— Start of Source extract —
United States District Court, D. Hawaii

June 13, 2018

CURTIS P. CHUN, Plaintiff,
v.
HAWAII STATE FAMILY COURT RULES UNDER THE HONORABLE JUDGE STEVEN M. NAKASHIMA, Defendant.

          ORDER (1) DISMISSING FIRST AMENDED COMPLAINT WITH LEAVE TO AMEND; AND (2) GRANTING APPLICATION TO PROCEED WITHOUT PREPAYMENT OF FEES OR COSTS

          DERRICK K. WATSON UNITED STATES DISTRICT JUDGE

         INTRODUCTION

         On June 6, 2018, Plaintiff Curtis P. Chun, proceeding pro se, filed a First Amended Complaint alleging violations of his federal civil rights (Dkt. No 9), together with an application to proceed in forma pauperis (“IFP Application, ” Dkt. No. 7), attempting to cure the deficiencies in his prior submissions that are described in the Court's May 17, 2018 Order.[1] Dkt. No. 5 (5/17/18 Order). The Court GRANTS the IFP Application. The First Amended Complaint (“FAC”), however, like its predecessor, challenges previous and ongoing proceedings involving Chun and his family members in state court, and once more fails to allege facts demonstrating that Chun's rights have been violated or that he is plausibly entitled to relief from any defendant. Accordingly, the FAC is DISMISSED with limited leave to amend pursuant to 28 U.S.C. § 1915(e), with instructions below.[2]

         DISCUSSION

         Because Chun is appearing pro se, the Court liberally construes his filings. See Erickson v. Pardus, 551 U.S. 89, 94 (2007); Eldridge v. Block, 832 F.2d 1132, 1137 (9th Cir. 1987) (“The Supreme Court has instructed the federal courts to liberally construe the ‘inartful pleading' of pro se litigants.”) (citing Boag v. MacDougall, 454 U.S. 364, 365 (1982) (per curiam)). The Court recognizes that “[u]nless it is absolutely clear that no amendment can cure the defect . . . a pro se litigant is entitled to notice of the complaint's deficiencies and an opportunity to amend prior to dismissal of the action.” Lucas v. Dep't of Corr., 66 F.3d 245, 248 (9th Cir. 1995); see also Crowley v. Bannister, 734 F.3d 967, 977-78 (9th Cir. 2013).
— End of Source extract —
> _Given task_
Using the court order above, decide whether each statement agrees with it, answering yes or no and quoting the exact words that settle it. 1. The First Amended Complaint was filed on June 6, 2018. 2. The court turned down the application to proceed without prepaying fees or costs. 3. The First Amended Complaint was dismissed with no chance to amend.
— Start of Records supplied —
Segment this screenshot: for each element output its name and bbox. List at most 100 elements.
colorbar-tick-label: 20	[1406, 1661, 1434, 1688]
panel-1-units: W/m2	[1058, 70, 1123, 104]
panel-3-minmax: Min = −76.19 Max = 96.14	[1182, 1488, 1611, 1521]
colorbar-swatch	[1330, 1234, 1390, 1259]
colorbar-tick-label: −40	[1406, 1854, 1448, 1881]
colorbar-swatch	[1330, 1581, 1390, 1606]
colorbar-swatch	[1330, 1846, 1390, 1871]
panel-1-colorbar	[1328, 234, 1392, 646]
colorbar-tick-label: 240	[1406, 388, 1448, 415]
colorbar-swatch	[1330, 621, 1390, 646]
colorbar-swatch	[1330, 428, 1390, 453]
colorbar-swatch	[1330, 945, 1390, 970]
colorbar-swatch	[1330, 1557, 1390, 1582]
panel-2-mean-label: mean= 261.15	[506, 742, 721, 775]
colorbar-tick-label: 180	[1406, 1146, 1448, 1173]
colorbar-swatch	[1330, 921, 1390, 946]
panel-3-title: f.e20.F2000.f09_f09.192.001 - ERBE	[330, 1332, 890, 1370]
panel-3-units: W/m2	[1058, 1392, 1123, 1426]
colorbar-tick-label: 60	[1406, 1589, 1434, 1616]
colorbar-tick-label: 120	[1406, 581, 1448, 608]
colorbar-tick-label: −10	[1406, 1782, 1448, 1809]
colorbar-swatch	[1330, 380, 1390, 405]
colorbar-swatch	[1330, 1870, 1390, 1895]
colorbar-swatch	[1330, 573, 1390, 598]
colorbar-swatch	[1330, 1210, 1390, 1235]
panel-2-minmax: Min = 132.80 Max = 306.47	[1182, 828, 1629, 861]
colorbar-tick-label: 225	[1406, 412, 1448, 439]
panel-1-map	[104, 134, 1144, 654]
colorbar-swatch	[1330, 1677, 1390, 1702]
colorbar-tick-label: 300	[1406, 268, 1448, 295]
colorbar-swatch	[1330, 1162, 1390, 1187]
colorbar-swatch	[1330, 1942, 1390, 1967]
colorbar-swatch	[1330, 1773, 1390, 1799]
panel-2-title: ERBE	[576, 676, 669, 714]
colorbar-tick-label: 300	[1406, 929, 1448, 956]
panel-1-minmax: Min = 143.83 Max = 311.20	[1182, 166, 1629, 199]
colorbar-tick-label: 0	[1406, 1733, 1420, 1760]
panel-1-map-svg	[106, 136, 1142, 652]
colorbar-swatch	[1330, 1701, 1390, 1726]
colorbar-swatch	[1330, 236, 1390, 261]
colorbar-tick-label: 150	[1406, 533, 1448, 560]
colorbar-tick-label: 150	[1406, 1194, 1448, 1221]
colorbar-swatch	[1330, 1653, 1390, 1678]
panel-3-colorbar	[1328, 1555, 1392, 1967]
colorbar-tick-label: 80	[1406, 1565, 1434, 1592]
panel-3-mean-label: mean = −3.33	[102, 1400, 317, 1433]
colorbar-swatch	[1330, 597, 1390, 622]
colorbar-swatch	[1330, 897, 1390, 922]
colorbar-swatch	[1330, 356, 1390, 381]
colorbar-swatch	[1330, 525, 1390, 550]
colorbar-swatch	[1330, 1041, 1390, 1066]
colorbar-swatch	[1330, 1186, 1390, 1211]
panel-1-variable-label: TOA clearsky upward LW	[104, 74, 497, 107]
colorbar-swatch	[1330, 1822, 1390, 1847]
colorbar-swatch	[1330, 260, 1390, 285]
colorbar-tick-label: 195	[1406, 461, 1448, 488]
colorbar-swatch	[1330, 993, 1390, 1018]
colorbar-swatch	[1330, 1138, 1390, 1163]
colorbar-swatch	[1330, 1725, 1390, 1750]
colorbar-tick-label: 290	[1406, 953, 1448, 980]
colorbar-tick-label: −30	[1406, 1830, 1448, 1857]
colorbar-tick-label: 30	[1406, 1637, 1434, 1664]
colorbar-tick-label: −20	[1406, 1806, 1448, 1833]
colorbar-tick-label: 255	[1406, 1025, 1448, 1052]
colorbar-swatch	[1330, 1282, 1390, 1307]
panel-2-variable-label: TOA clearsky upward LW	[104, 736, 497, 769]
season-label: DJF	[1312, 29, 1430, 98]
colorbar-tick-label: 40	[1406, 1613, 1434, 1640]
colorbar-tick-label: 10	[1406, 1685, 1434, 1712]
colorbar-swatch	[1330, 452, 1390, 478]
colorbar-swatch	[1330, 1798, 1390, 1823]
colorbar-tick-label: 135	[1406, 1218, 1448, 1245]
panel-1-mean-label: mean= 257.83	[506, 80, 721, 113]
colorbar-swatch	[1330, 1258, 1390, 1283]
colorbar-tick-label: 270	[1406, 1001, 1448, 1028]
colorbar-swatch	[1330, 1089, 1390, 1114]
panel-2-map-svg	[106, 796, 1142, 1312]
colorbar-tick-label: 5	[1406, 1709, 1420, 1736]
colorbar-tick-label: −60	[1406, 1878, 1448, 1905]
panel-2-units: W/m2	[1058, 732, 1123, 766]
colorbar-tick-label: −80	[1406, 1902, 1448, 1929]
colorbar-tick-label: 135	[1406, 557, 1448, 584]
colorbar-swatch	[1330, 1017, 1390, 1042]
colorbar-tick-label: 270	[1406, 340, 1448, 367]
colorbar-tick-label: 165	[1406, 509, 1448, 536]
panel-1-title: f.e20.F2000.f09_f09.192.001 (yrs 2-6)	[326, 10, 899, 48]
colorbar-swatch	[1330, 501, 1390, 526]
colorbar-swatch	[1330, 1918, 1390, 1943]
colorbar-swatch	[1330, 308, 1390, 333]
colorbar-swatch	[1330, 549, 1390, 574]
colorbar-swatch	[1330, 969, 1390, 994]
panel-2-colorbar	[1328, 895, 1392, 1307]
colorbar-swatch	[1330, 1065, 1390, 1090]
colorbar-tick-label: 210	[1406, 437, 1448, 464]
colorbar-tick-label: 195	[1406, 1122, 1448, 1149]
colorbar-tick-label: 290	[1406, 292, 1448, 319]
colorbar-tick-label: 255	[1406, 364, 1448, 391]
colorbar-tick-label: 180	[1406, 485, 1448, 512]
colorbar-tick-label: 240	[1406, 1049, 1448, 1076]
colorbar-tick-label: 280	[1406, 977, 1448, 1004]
— End of Records supplied —
> _Response below_
1. Yes: "On June 6, 2018, Plaintiff Curtis P. Chun, proceeding pro se, filed a First Amended Complaint"
2. No: "The Court GRANTS the IFP Application."
3. No: "the FAC is DISMISSED with limited leave to amend pursuant to 28 U.S.C. § 1915(e)"